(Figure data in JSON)

==========

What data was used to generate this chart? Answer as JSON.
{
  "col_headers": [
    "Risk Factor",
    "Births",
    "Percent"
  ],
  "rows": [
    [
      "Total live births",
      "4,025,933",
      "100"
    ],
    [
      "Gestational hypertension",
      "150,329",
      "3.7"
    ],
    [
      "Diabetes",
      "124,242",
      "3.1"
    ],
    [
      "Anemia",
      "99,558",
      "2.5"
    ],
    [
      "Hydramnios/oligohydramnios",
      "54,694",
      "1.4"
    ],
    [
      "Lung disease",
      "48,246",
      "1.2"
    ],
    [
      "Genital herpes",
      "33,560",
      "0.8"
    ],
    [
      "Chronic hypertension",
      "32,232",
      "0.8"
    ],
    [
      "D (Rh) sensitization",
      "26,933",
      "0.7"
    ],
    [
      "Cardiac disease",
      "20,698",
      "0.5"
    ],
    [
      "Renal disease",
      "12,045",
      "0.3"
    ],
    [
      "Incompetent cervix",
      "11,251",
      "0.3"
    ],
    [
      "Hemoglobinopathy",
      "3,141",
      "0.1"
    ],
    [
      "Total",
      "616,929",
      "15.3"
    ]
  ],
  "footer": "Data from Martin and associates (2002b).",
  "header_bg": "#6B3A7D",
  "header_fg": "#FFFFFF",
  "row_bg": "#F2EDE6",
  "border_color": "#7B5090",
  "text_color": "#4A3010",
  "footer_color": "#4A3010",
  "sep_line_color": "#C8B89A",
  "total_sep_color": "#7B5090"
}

==========

WHAT THE EXERCISE ASKS: Say how many lines in the listing above include "hypertension". Give nothing but the number.

RESULT FOR THIS TASK: 2